%%

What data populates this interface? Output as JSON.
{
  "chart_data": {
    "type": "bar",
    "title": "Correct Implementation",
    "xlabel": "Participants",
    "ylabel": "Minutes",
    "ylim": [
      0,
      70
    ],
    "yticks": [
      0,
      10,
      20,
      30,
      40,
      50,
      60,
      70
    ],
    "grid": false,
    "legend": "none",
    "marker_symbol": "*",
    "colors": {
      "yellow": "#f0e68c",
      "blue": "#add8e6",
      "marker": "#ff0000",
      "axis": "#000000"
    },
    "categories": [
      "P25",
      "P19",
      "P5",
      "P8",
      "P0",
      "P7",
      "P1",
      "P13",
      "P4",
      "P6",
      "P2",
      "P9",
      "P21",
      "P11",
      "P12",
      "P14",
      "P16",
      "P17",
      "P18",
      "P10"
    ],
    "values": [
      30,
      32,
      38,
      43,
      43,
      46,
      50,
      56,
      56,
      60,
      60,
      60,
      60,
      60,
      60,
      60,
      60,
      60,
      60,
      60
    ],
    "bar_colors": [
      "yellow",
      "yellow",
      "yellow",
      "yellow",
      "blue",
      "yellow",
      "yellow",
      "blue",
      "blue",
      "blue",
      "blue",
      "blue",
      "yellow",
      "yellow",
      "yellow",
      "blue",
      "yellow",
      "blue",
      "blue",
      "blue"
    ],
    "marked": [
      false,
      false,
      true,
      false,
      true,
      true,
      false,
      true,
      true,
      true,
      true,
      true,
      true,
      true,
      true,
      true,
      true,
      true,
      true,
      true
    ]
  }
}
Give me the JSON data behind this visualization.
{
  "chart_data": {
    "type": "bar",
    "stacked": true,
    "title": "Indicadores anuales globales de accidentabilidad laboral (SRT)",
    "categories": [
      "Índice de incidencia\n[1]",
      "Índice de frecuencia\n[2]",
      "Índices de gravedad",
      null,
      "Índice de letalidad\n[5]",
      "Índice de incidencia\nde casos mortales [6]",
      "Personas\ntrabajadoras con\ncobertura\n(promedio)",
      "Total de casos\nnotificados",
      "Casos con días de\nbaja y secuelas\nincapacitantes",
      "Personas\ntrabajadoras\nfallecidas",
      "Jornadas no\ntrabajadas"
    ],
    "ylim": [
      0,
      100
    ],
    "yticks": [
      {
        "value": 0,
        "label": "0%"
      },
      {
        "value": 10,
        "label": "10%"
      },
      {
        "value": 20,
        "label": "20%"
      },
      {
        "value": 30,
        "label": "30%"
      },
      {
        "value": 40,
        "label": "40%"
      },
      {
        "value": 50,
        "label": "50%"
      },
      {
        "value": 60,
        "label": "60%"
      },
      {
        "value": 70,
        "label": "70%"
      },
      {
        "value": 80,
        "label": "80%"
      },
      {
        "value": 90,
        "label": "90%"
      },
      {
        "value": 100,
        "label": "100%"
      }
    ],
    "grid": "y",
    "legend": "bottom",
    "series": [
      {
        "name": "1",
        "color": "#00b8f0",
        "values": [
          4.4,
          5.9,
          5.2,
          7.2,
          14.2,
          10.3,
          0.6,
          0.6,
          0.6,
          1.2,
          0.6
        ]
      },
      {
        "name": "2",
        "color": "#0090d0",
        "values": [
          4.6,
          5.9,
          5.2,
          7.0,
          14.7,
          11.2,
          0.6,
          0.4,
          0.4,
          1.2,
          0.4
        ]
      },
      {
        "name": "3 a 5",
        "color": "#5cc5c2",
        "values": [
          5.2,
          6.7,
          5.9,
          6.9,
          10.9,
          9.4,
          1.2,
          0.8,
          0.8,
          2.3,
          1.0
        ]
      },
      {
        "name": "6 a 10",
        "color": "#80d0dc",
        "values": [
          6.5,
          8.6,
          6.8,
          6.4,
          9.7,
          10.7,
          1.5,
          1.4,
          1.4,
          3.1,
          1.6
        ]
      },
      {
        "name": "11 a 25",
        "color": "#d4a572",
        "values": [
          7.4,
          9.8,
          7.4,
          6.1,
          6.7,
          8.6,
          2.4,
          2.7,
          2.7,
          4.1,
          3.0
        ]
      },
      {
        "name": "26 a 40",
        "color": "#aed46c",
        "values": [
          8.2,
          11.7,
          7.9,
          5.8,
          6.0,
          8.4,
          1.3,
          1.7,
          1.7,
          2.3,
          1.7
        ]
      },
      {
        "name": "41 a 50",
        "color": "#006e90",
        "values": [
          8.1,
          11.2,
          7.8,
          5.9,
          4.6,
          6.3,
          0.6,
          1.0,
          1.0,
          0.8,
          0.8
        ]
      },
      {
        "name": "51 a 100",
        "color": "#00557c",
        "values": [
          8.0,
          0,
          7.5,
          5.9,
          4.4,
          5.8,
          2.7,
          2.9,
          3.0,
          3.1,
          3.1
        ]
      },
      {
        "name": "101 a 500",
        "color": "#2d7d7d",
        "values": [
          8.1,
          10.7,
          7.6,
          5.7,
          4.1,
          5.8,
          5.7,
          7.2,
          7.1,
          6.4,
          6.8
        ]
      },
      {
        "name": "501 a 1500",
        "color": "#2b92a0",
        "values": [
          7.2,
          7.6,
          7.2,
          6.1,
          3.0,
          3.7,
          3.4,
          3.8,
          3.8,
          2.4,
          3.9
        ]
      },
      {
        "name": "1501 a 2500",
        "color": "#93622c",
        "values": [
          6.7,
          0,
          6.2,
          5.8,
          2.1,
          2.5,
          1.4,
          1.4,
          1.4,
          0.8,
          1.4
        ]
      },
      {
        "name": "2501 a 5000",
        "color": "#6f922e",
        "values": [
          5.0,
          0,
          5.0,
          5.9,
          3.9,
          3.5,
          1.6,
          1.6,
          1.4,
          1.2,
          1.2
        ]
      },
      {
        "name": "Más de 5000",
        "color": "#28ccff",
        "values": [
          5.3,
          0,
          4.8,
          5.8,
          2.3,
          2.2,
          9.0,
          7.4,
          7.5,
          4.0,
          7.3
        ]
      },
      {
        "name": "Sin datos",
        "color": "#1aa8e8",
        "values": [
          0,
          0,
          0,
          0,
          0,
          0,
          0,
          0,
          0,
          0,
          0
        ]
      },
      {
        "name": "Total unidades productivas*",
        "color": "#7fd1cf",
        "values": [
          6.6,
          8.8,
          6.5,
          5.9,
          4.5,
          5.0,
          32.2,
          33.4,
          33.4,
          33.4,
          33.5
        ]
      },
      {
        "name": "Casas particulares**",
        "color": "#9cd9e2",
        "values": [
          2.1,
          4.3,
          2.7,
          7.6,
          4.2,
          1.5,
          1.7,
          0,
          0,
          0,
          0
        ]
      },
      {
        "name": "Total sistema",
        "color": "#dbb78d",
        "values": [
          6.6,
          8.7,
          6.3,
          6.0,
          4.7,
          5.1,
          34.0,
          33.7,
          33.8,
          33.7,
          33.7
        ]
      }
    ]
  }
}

%%

EXERCISE → Each record above should be restated word for word.

REPLY TO THE TASK →
What data populates this interface? Output as JSON.
{
  "chart_data": {
    "type": "bar",
    "title": "Correct Implementation",
    "xlabel": "Participants",
    "ylabel": "Minutes",
    "ylim": [
      0,
      70
    ],
    "yticks": [
      0,
      10,
      20,
      30,
      40,
      50,
      60,
      70
    ],
    "grid": false,
    "legend": "none",
    "marker_symbol": "*",
    "colors": {
      "yellow": "#f0e68c",
      "blue": "#add8e6",
      "marker": "#ff0000",
      "axis": "#000000"
    },
    "categories": [
      "P25",
      "P19",
      "P5",
      "P8",
      "P0",
      "P7",
      "P1",
      "P13",
      "P4",
      "P6",
      "P2",
      "P9",
      "P21",
      "P11",
      "P12",
      "P14",
      "P16",
      "P17",
      "P18",
      "P10"
    ],
    "values": [
      30,
      32,
      38,
      43,
      43,
      46,
      50,
      56,
      56,
      60,
      60,
      60,
      60,
      60,
      60,
      60,
      60,
      60,
      60,
      60
    ],
    "bar_colors": [
      "yellow",
      "yellow",
      "yellow",
      "yellow",
      "blue",
      "yellow",
      "yellow",
      "blue",
      "blue",
      "blue",
      "blue",
      "blue",
      "yellow",
      "yellow",
      "yellow",
      "blue",
      "yellow",
      "blue",
      "blue",
      "blue"
    ],
    "marked": [
      false,
      false,
      true,
      false,
      true,
      true,
      false,
      true,
      true,
      true,
      true,
      true,
      true,
      true,
      true,
      true,
      true,
      true,
      true,
      true
    ]
  }
}
Give me the JSON data behind this visualization.
{
  "chart_data": {
    "type": "bar",
    "stacked": true,
    "title": "Indicadores anuales globales de accidentabilidad laboral (SRT)",
    "categories": [
      "Índice de incidencia\n[1]",
      "Índice de frecuencia\n[2]",
      "Índices de gravedad",
      null,
      "Índice de letalidad\n[5]",
      "Índice de incidencia\nde casos mortales [6]",
      "Personas\ntrabajadoras con\ncobertura\n(promedio)",
      "Total de casos\nnotificados",
      "Casos con días de\nbaja y secuelas\nincapacitantes",
      "Personas\ntrabajadoras\nfallecidas",
      "Jornadas no\ntrabajadas"
    ],
    "ylim": [
      0,
      100
    ],
    "yticks": [
      {
        "value": 0,
        "label": "0%"
      },
      {
        "value": 10,
        "label": "10%"
      },
      {
        "value": 20,
        "label": "20%"
      },
      {
        "value": 30,
        "label": "30%"
      },
      {
        "value": 40,
        "label": "40%"
      },
      {
        "value": 50,
        "label": "50%"
      },
      {
        "value": 60,
        "label": "60%"
      },
      {
        "value": 70,
        "label": "70%"
      },
      {
        "value": 80,
        "label": "80%"
      },
      {
        "value": 90,
        "label": "90%"
      },
      {
        "value": 100,
        "label": "100%"
      }
    ],
    "grid": "y",
    "legend": "bottom",
    "series": [
      {
        "name": "1",
        "color": "#00b8f0",
        "values": [
          4.4,
          5.9,
          5.2,
          7.2,
          14.2,
          10.3,
          0.6,
          0.6,
          0.6,
          1.2,
          0.6
        ]
      },
      {
        "name": "2",
        "color": "#0090d0",
        "values": [
          4.6,
          5.9,
          5.2,
          7.0,
          14.7,
          11.2,
          0.6,
          0.4,
          0.4,
          1.2,
          0.4
        ]
      },
      {
        "name": "3 a 5",
        "color": "#5cc5c2",
        "values": [
          5.2,
          6.7,
          5.9,
          6.9,
          10.9,
          9.4,
          1.2,
          0.8,
          0.8,
          2.3,
          1.0
        ]
      },
      {
        "name": "6 a 10",
        "color": "#80d0dc",
        "values": [
          6.5,
          8.6,
          6.8,
          6.4,
          9.7,
          10.7,
          1.5,
          1.4,
          1.4,
          3.1,
          1.6
        ]
      },
      {
        "name": "11 a 25",
        "color": "#d4a572",
        "values": [
          7.4,
          9.8,
          7.4,
          6.1,
          6.7,
          8.6,
          2.4,
          2.7,
          2.7,
          4.1,
          3.0
        ]
      },
      {
        "name": "26 a 40",
        "color": "#aed46c",
        "values": [
          8.2,
          11.7,
          7.9,
          5.8,
          6.0,
          8.4,
          1.3,
          1.7,
          1.7,
          2.3,
          1.7
        ]
      },
      {
        "name": "41 a 50",
        "color": "#006e90",
        "values": [
          8.1,
          11.2,
          7.8,
          5.9,
          4.6,
          6.3,
          0.6,
          1.0,
          1.0,
          0.8,
          0.8
        ]
      },
      {
        "name": "51 a 100",
        "color": "#00557c",
        "values": [
          8.0,
          0,
          7.5,
          5.9,
          4.4,
          5.8,
          2.7,
          2.9,
          3.0,
          3.1,
          3.1
        ]
      },
      {
        "name": "101 a 500",
        "color": "#2d7d7d",
        "values": [
          8.1,
          10.7,
          7.6,
          5.7,
          4.1,
          5.8,
          5.7,
          7.2,
          7.1,
          6.4,
          6.8
        ]
      },
      {
        "name": "501 a 1500",
        "color": "#2b92a0",
        "values": [
          7.2,
          7.6,
          7.2,
          6.1,
          3.0,
          3.7,
          3.4,
          3.8,
          3.8,
          2.4,
          3.9
        ]
      },
      {
        "name": "1501 a 2500",
        "color": "#93622c",
        "values": [
          6.7,
          0,
          6.2,
          5.8,
          2.1,
          2.5,
          1.4,
          1.4,
          1.4,
          0.8,
          1.4
        ]
      },
      {
        "name": "2501 a 5000",
        "color": "#6f922e",
        "values": [
          5.0,
          0,
          5.0,
          5.9,
          3.9,
          3.5,
          1.6,
          1.6,
          1.4,
          1.2,
          1.2
        ]
      },
      {
        "name": "Más de 5000",
        "color": "#28ccff",
        "values": [
          5.3,
          0,
          4.8,
          5.8,
          2.3,
          2.2,
          9.0,
          7.4,
          7.5,
          4.0,
          7.3
        ]
      },
      {
        "name": "Sin datos",
        "color": "#1aa8e8",
        "values": [
          0,
          0,
          0,
          0,
          0,
          0,
          0,
          0,
          0,
          0,
          0
        ]
      },
      {
        "name": "Total unidades productivas*",
        "color": "#7fd1cf",
        "values": [
          6.6,
          8.8,
          6.5,
          5.9,
          4.5,
          5.0,
          32.2,
          33.4,
          33.4,
          33.4,
          33.5
        ]
      },
      {
        "name": "Casas particulares**",
        "color": "#9cd9e2",
        "values": [
          2.1,
          4.3,
          2.7,
          7.6,
          4.2,
          1.5,
          1.7,
          0,
          0,
          0,
          0
        ]
      },
      {
        "name": "Total sistema",
        "color": "#dbb78d",
        "values": [
          6.6,
          8.7,
          6.3,
          6.0,
          4.7,
          5.1,
          34.0,
          33.7,
          33.8,
          33.7,
          33.7
        ]
      }
    ]
  }
}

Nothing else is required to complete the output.